> **What you are asked to do**
Report the number of lines containing "this", with no other words.

Items from a data source:
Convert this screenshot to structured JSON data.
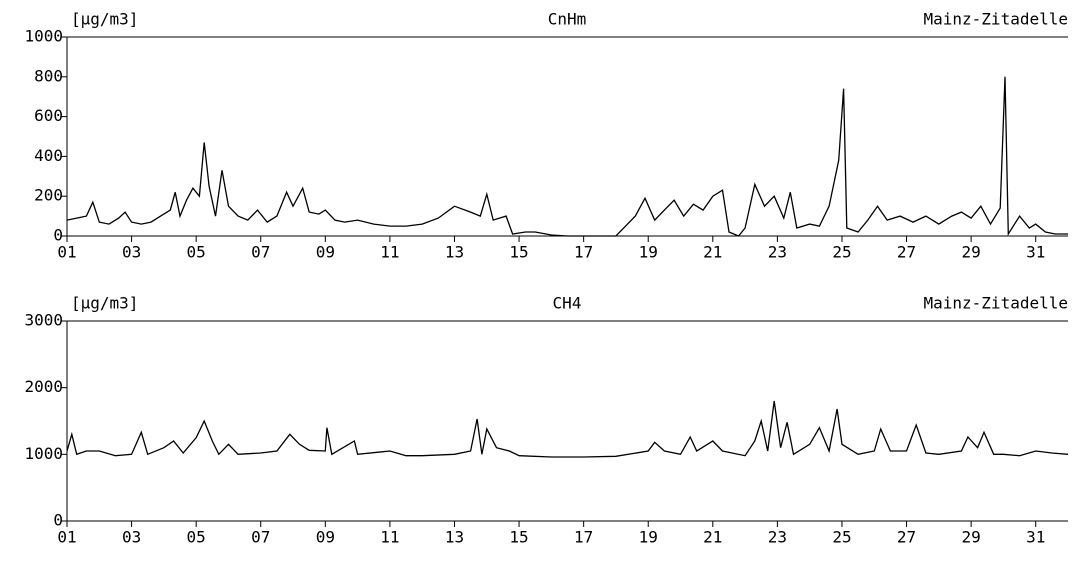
{
  "chart_data": [
    {
      "type": "line",
      "title": "CnHm",
      "ylabel": "[µg/m3]",
      "location": "Mainz-Zitadelle",
      "color": "#000000",
      "xlim": [
        1,
        32
      ],
      "ylim": [
        0,
        1000
      ],
      "xticks": [
        {
          "value": 1,
          "label": "01"
        },
        {
          "value": 3,
          "label": "03"
        },
        {
          "value": 5,
          "label": "05"
        },
        {
          "value": 7,
          "label": "07"
        },
        {
          "value": 9,
          "label": "09"
        },
        {
          "value": 11,
          "label": "11"
        },
        {
          "value": 13,
          "label": "13"
        },
        {
          "value": 15,
          "label": "15"
        },
        {
          "value": 17,
          "label": "17"
        },
        {
          "value": 19,
          "label": "19"
        },
        {
          "value": 21,
          "label": "21"
        },
        {
          "value": 23,
          "label": "23"
        },
        {
          "value": 25,
          "label": "25"
        },
        {
          "value": 27,
          "label": "27"
        },
        {
          "value": 29,
          "label": "29"
        },
        {
          "value": 31,
          "label": "31"
        }
      ],
      "yticks": [
        0,
        200,
        400,
        600,
        800,
        1000
      ],
      "x": [
        1,
        1.3,
        1.6,
        1.8,
        2.0,
        2.3,
        2.6,
        2.8,
        3.0,
        3.3,
        3.6,
        3.9,
        4.2,
        4.35,
        4.5,
        4.7,
        4.9,
        5.1,
        5.25,
        5.4,
        5.6,
        5.8,
        6.0,
        6.3,
        6.6,
        6.9,
        7.2,
        7.5,
        7.8,
        8.0,
        8.3,
        8.5,
        8.8,
        9.0,
        9.3,
        9.6,
        10,
        10.5,
        11,
        11.5,
        12,
        12.5,
        13,
        13.5,
        13.8,
        14.0,
        14.2,
        14.6,
        14.8,
        15.2,
        15.5,
        16,
        16.5,
        17,
        18,
        18.3,
        18.6,
        18.9,
        19.2,
        19.5,
        19.8,
        20.1,
        20.4,
        20.7,
        21,
        21.3,
        21.5,
        21.8,
        22,
        22.3,
        22.6,
        22.9,
        23.2,
        23.4,
        23.6,
        24,
        24.3,
        24.6,
        24.9,
        25.05,
        25.15,
        25.5,
        25.8,
        26.1,
        26.4,
        26.8,
        27.2,
        27.6,
        28,
        28.4,
        28.7,
        29,
        29.3,
        29.6,
        29.9,
        30.05,
        30.15,
        30.5,
        30.8,
        31,
        31.3,
        31.6,
        32
      ],
      "values": [
        80,
        90,
        100,
        170,
        70,
        60,
        90,
        120,
        70,
        60,
        70,
        100,
        130,
        220,
        100,
        180,
        240,
        200,
        470,
        250,
        100,
        330,
        150,
        100,
        80,
        130,
        70,
        100,
        220,
        150,
        240,
        120,
        110,
        130,
        80,
        70,
        80,
        60,
        50,
        50,
        60,
        90,
        150,
        120,
        100,
        210,
        80,
        100,
        10,
        20,
        20,
        5,
        0,
        0,
        0,
        50,
        100,
        190,
        80,
        130,
        180,
        100,
        160,
        130,
        200,
        230,
        20,
        0,
        40,
        260,
        150,
        200,
        90,
        220,
        40,
        60,
        50,
        150,
        380,
        740,
        40,
        20,
        80,
        150,
        80,
        100,
        70,
        100,
        60,
        100,
        120,
        90,
        150,
        60,
        140,
        800,
        10,
        100,
        40,
        60,
        20,
        10,
        10
      ]
    },
    {
      "type": "line",
      "title": "CH4",
      "ylabel": "[µg/m3]",
      "location": "Mainz-Zitadelle",
      "color": "#000000",
      "xlim": [
        1,
        32
      ],
      "ylim": [
        0,
        3000
      ],
      "xticks": [
        {
          "value": 1,
          "label": "01"
        },
        {
          "value": 3,
          "label": "03"
        },
        {
          "value": 5,
          "label": "05"
        },
        {
          "value": 7,
          "label": "07"
        },
        {
          "value": 9,
          "label": "09"
        },
        {
          "value": 11,
          "label": "11"
        },
        {
          "value": 13,
          "label": "13"
        },
        {
          "value": 15,
          "label": "15"
        },
        {
          "value": 17,
          "label": "17"
        },
        {
          "value": 19,
          "label": "19"
        },
        {
          "value": 21,
          "label": "21"
        },
        {
          "value": 23,
          "label": "23"
        },
        {
          "value": 25,
          "label": "25"
        },
        {
          "value": 27,
          "label": "27"
        },
        {
          "value": 29,
          "label": "29"
        },
        {
          "value": 31,
          "label": "31"
        }
      ],
      "yticks": [
        0,
        1000,
        2000,
        3000
      ],
      "x": [
        1,
        1.15,
        1.3,
        1.6,
        2,
        2.5,
        3,
        3.3,
        3.5,
        4,
        4.3,
        4.6,
        5,
        5.25,
        5.5,
        5.7,
        6,
        6.3,
        7,
        7.5,
        7.9,
        8.2,
        8.5,
        9,
        9.05,
        9.2,
        9.9,
        10,
        11,
        11.5,
        12,
        13,
        13.5,
        13.7,
        13.85,
        14,
        14.3,
        14.7,
        15,
        16,
        17,
        18,
        19,
        19.2,
        19.5,
        20,
        20.3,
        20.5,
        21,
        21.3,
        22,
        22.3,
        22.5,
        22.7,
        22.9,
        23.1,
        23.3,
        23.5,
        24,
        24.3,
        24.6,
        24.85,
        25,
        25.5,
        26,
        26.2,
        26.5,
        27,
        27.3,
        27.6,
        28,
        28.7,
        28.9,
        29.2,
        29.4,
        29.7,
        30,
        30.5,
        31,
        31.5,
        32
      ],
      "values": [
        1050,
        1300,
        1000,
        1050,
        1050,
        980,
        1000,
        1330,
        1000,
        1100,
        1200,
        1020,
        1250,
        1500,
        1200,
        1000,
        1150,
        1000,
        1020,
        1050,
        1300,
        1150,
        1060,
        1050,
        1400,
        1000,
        1200,
        1000,
        1050,
        980,
        980,
        1000,
        1050,
        1530,
        1000,
        1380,
        1100,
        1050,
        980,
        960,
        960,
        970,
        1050,
        1180,
        1050,
        1000,
        1260,
        1050,
        1200,
        1050,
        980,
        1200,
        1500,
        1050,
        1800,
        1100,
        1480,
        1000,
        1150,
        1400,
        1050,
        1680,
        1150,
        1000,
        1050,
        1380,
        1050,
        1050,
        1440,
        1020,
        1000,
        1050,
        1260,
        1100,
        1330,
        1000,
        1000,
        980,
        1050,
        1020,
        1000
      ]
    }
  ]
}
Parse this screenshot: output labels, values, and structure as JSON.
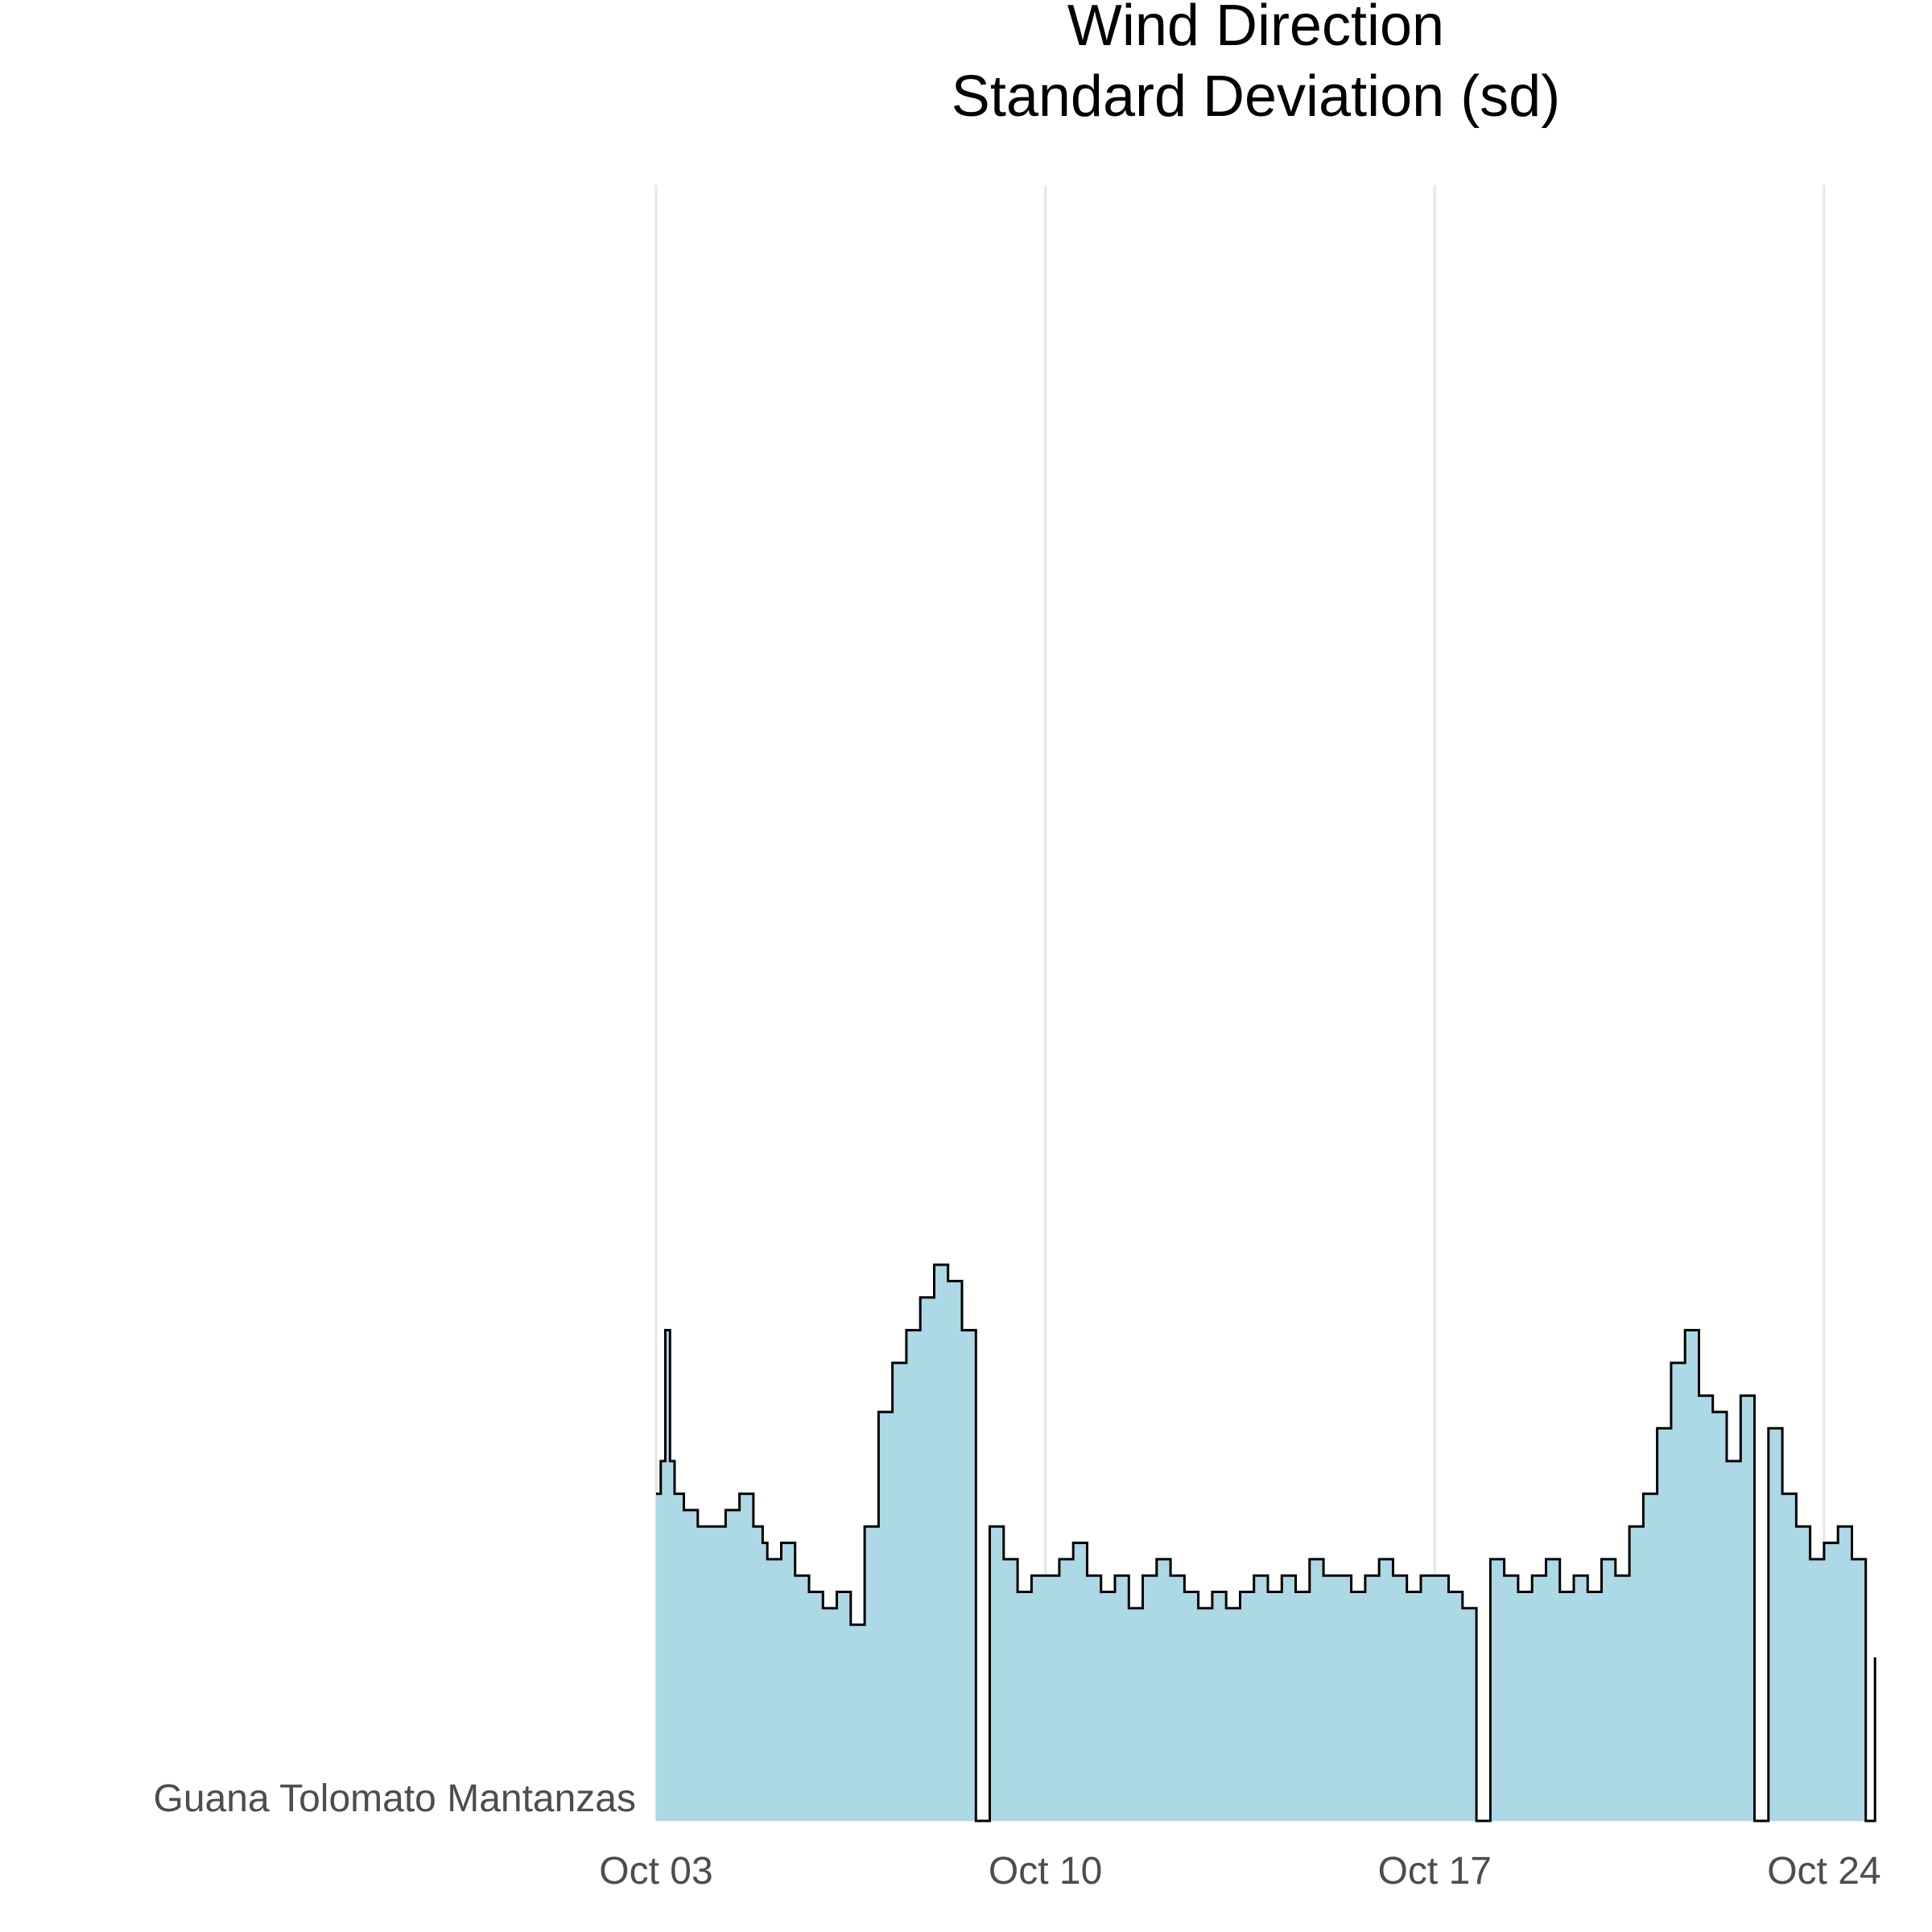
{
  "chart_data": {
    "type": "area",
    "title_lines": [
      "Wind Direction",
      "Standard Deviation (sd)"
    ],
    "row_label": "Guana Tolomato Mantanzas",
    "xlabel": "",
    "ylabel": "",
    "x_ticks": [
      {
        "date": "2023-10-03",
        "label": "Oct 03"
      },
      {
        "date": "2023-10-10",
        "label": "Oct 10"
      },
      {
        "date": "2023-10-17",
        "label": "Oct 17"
      },
      {
        "date": "2023-10-24",
        "label": "Oct 24"
      }
    ],
    "xlim": [
      "2023-10-03",
      "2023-10-25T00:00"
    ],
    "ylim": [
      0,
      100
    ],
    "grid": "vertical-major",
    "fill_color": "#add8e6",
    "line_color": "#000000",
    "series": [
      {
        "x": [
          "2023-10-03T00:00",
          "2023-10-03T02:00",
          "2023-10-03T04:00",
          "2023-10-03T06:00",
          "2023-10-03T08:00",
          "2023-10-03T12:00",
          "2023-10-03T18:00",
          "2023-10-04T00:00",
          "2023-10-04T06:00",
          "2023-10-04T12:00",
          "2023-10-04T18:00",
          "2023-10-04T22:00",
          "2023-10-05T00:00",
          "2023-10-05T06:00",
          "2023-10-05T12:00",
          "2023-10-05T18:00",
          "2023-10-06T00:00",
          "2023-10-06T06:00",
          "2023-10-06T12:00",
          "2023-10-06T18:00",
          "2023-10-07T00:00",
          "2023-10-07T06:00",
          "2023-10-07T12:00",
          "2023-10-07T18:00",
          "2023-10-08T00:00",
          "2023-10-08T06:00",
          "2023-10-08T12:00",
          "2023-10-08T18:00",
          "2023-10-09T00:00",
          "2023-10-09T06:00",
          "2023-10-09T12:00",
          "2023-10-09T18:00",
          "2023-10-10T00:00",
          "2023-10-10T06:00",
          "2023-10-10T12:00",
          "2023-10-10T18:00",
          "2023-10-11T00:00",
          "2023-10-11T06:00",
          "2023-10-11T12:00",
          "2023-10-11T18:00",
          "2023-10-12T00:00",
          "2023-10-12T06:00",
          "2023-10-12T12:00",
          "2023-10-12T18:00",
          "2023-10-13T00:00",
          "2023-10-13T06:00",
          "2023-10-13T12:00",
          "2023-10-13T18:00",
          "2023-10-14T00:00",
          "2023-10-14T06:00",
          "2023-10-14T12:00",
          "2023-10-14T18:00",
          "2023-10-15T00:00",
          "2023-10-15T06:00",
          "2023-10-15T12:00",
          "2023-10-15T18:00",
          "2023-10-16T00:00",
          "2023-10-16T06:00",
          "2023-10-16T12:00",
          "2023-10-16T18:00",
          "2023-10-17T00:00",
          "2023-10-17T06:00",
          "2023-10-17T12:00",
          "2023-10-17T18:00",
          "2023-10-18T00:00",
          "2023-10-18T06:00",
          "2023-10-18T12:00",
          "2023-10-18T18:00",
          "2023-10-19T00:00",
          "2023-10-19T06:00",
          "2023-10-19T12:00",
          "2023-10-19T18:00",
          "2023-10-20T00:00",
          "2023-10-20T06:00",
          "2023-10-20T12:00",
          "2023-10-20T18:00",
          "2023-10-21T00:00",
          "2023-10-21T06:00",
          "2023-10-21T12:00",
          "2023-10-21T18:00",
          "2023-10-22T00:00",
          "2023-10-22T06:00",
          "2023-10-22T12:00",
          "2023-10-22T18:00",
          "2023-10-23T00:00",
          "2023-10-23T06:00",
          "2023-10-23T12:00",
          "2023-10-23T18:00",
          "2023-10-24T00:00",
          "2023-10-24T06:00",
          "2023-10-24T12:00",
          "2023-10-24T18:00",
          "2023-10-24T22:00"
        ],
        "y": [
          20,
          22,
          30,
          22,
          20,
          19,
          18,
          18,
          19,
          20,
          18,
          17,
          16,
          17,
          15,
          14,
          13,
          14,
          12,
          18,
          25,
          28,
          30,
          32,
          34,
          33,
          30,
          0,
          18,
          16,
          14,
          15,
          15,
          16,
          17,
          15,
          14,
          15,
          13,
          15,
          16,
          15,
          14,
          13,
          14,
          13,
          14,
          15,
          14,
          15,
          14,
          16,
          15,
          15,
          14,
          15,
          16,
          15,
          14,
          15,
          15,
          14,
          13,
          0,
          16,
          15,
          14,
          15,
          16,
          14,
          15,
          14,
          16,
          15,
          18,
          20,
          24,
          28,
          30,
          26,
          25,
          22,
          26,
          0,
          24,
          20,
          18,
          16,
          17,
          18,
          16,
          0,
          10
        ]
      }
    ]
  }
}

> **Result**
2